**Task to carry out:** Can the data below be set down again exactly, line for line?

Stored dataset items

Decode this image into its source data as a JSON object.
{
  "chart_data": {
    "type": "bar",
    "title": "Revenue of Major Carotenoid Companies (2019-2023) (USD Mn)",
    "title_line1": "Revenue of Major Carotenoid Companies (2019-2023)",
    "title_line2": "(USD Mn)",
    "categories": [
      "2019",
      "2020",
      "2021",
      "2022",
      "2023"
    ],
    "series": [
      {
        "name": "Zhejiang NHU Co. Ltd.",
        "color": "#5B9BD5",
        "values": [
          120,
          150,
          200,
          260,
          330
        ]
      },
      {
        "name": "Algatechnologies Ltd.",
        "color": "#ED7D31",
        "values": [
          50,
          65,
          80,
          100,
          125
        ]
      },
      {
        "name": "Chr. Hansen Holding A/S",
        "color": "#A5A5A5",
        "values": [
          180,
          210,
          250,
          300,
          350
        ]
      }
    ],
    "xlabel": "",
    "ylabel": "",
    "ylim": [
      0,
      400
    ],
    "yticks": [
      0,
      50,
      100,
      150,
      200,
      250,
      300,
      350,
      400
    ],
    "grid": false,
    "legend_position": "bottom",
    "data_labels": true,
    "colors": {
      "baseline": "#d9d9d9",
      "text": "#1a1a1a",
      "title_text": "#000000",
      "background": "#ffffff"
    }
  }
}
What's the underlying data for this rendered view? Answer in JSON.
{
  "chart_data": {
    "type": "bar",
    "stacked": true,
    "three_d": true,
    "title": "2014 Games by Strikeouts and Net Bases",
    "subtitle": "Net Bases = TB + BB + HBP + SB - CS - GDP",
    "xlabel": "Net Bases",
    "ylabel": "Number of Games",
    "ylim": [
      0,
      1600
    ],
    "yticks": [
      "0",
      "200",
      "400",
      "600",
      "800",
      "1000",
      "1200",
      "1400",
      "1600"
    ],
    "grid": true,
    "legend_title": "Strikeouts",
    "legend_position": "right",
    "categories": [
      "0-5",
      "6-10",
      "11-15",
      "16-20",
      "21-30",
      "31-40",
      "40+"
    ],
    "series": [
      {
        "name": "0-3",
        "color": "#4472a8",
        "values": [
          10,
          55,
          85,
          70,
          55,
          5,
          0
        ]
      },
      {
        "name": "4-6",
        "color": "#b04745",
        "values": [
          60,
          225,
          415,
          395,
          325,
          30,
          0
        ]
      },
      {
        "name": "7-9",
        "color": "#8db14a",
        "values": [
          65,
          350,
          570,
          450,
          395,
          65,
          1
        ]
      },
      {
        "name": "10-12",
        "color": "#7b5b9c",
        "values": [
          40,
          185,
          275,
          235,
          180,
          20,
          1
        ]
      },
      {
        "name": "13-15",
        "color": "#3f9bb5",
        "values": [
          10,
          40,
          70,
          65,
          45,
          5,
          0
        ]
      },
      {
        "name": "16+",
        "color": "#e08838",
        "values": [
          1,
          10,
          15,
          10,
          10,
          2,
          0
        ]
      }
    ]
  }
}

**Answer for this exercise:**
Decode this image into its source data as a JSON object.
{
  "chart_data": {
    "type": "bar",
    "title": "Revenue of Major Carotenoid Companies (2019-2023) (USD Mn)",
    "title_line1": "Revenue of Major Carotenoid Companies (2019-2023)",
    "title_line2": "(USD Mn)",
    "categories": [
      "2019",
      "2020",
      "2021",
      "2022",
      "2023"
    ],
    "series": [
      {
        "name": "Zhejiang NHU Co. Ltd.",
        "color": "#5B9BD5",
        "values": [
          120,
          150,
          200,
          260,
          330
        ]
      },
      {
        "name": "Algatechnologies Ltd.",
        "color": "#ED7D31",
        "values": [
          50,
          65,
          80,
          100,
          125
        ]
      },
      {
        "name": "Chr. Hansen Holding A/S",
        "color": "#A5A5A5",
        "values": [
          180,
          210,
          250,
          300,
          350
        ]
      }
    ],
    "xlabel": "",
    "ylabel": "",
    "ylim": [
      0,
      400
    ],
    "yticks": [
      0,
      50,
      100,
      150,
      200,
      250,
      300,
      350,
      400
    ],
    "grid": false,
    "legend_position": "bottom",
    "data_labels": true,
    "colors": {
      "baseline": "#d9d9d9",
      "text": "#1a1a1a",
      "title_text": "#000000",
      "background": "#ffffff"
    }
  }
}
What's the underlying data for this rendered view? Answer in JSON.
{
  "chart_data": {
    "type": "bar",
    "stacked": true,
    "three_d": true,
    "title": "2014 Games by Strikeouts and Net Bases",
    "subtitle": "Net Bases = TB + BB + HBP + SB - CS - GDP",
    "xlabel": "Net Bases",
    "ylabel": "Number of Games",
    "ylim": [
      0,
      1600
    ],
    "yticks": [
      "0",
      "200",
      "400",
      "600",
      "800",
      "1000",
      "1200",
      "1400",
      "1600"
    ],
    "grid": true,
    "legend_title": "Strikeouts",
    "legend_position": "right",
    "categories": [
      "0-5",
      "6-10",
      "11-15",
      "16-20",
      "21-30",
      "31-40",
      "40+"
    ],
    "series": [
      {
        "name": "0-3",
        "color": "#4472a8",
        "values": [
          10,
          55,
          85,
          70,
          55,
          5,
          0
        ]
      },
      {
        "name": "4-6",
        "color": "#b04745",
        "values": [
          60,
          225,
          415,
          395,
          325,
          30,
          0
        ]
      },
      {
        "name": "7-9",
        "color": "#8db14a",
        "values": [
          65,
          350,
          570,
          450,
          395,
          65,
          1
        ]
      },
      {
        "name": "10-12",
        "color": "#7b5b9c",
        "values": [
          40,
          185,
          275,
          235,
          180,
          20,
          1
        ]
      },
      {
        "name": "13-15",
        "color": "#3f9bb5",
        "values": [
          10,
          40,
          70,
          65,
          45,
          5,
          0
        ]
      },
      {
        "name": "16+",
        "color": "#e08838",
        "values": [
          1,
          10,
          15,
          10,
          10,
          2,
          0
        ]
      }
    ]
  }
}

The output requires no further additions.